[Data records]
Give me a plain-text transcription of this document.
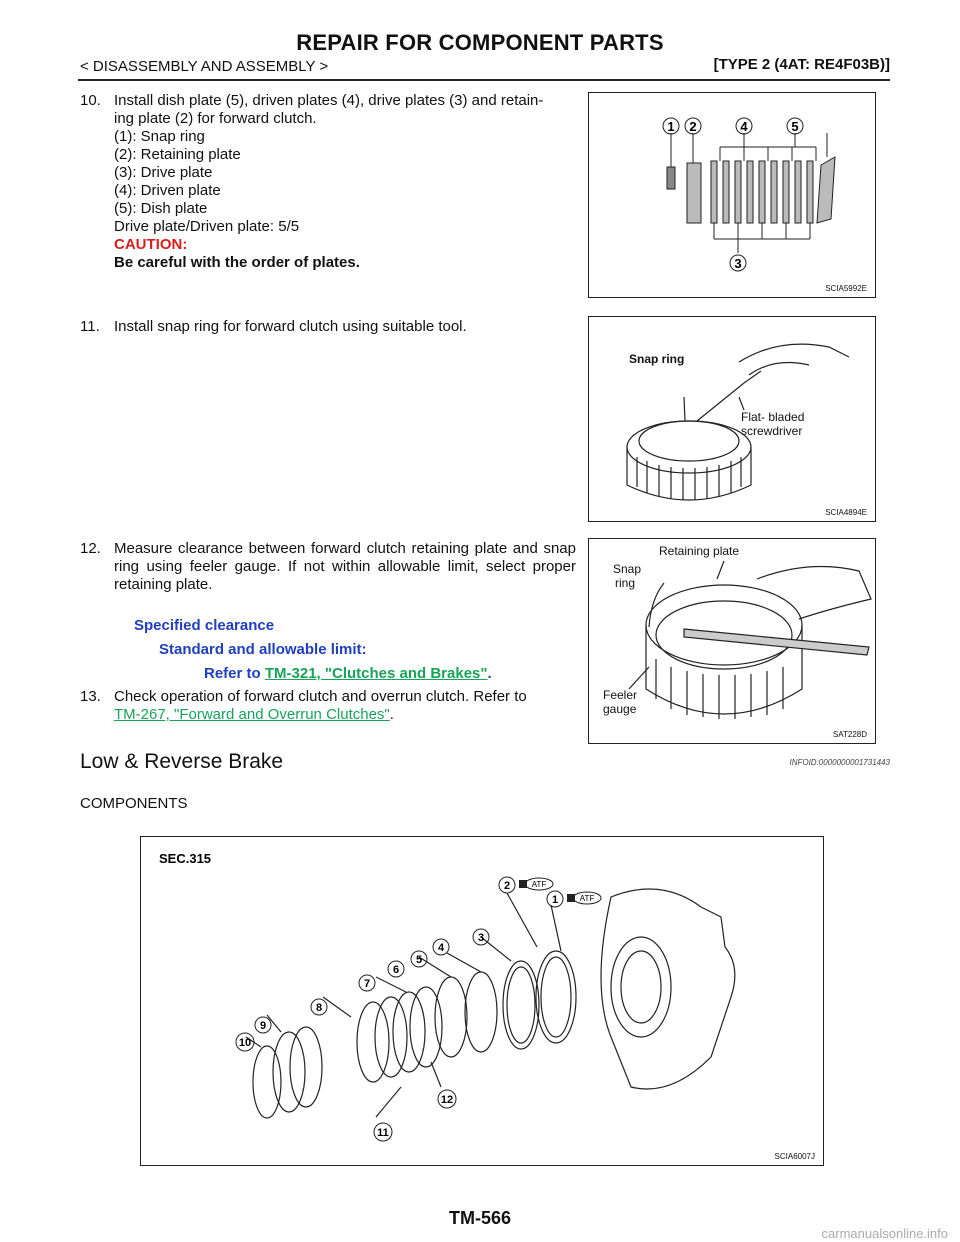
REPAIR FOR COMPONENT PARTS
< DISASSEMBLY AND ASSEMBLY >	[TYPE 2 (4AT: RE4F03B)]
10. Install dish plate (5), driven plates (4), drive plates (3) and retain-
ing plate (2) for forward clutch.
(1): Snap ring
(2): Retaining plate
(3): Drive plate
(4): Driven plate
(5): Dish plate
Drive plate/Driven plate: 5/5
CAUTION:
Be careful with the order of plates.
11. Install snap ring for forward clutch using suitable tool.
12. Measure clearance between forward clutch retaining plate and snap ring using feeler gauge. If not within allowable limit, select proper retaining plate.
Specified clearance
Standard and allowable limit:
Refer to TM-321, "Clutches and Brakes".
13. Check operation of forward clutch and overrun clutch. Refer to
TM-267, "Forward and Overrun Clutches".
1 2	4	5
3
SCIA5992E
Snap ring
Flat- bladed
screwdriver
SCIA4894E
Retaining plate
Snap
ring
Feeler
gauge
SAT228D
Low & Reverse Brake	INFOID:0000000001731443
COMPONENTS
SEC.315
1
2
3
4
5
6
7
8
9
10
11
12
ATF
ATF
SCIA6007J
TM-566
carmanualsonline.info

:: Aim ::
Locate the word "allowable" in the records above, and return each line that has it.

:: Correct result ::
12. Measure clearance between forward clutch retaining plate and snap ring using feeler gauge. If not within allowable limit, select proper retaining plate.
Standard and allowable limit:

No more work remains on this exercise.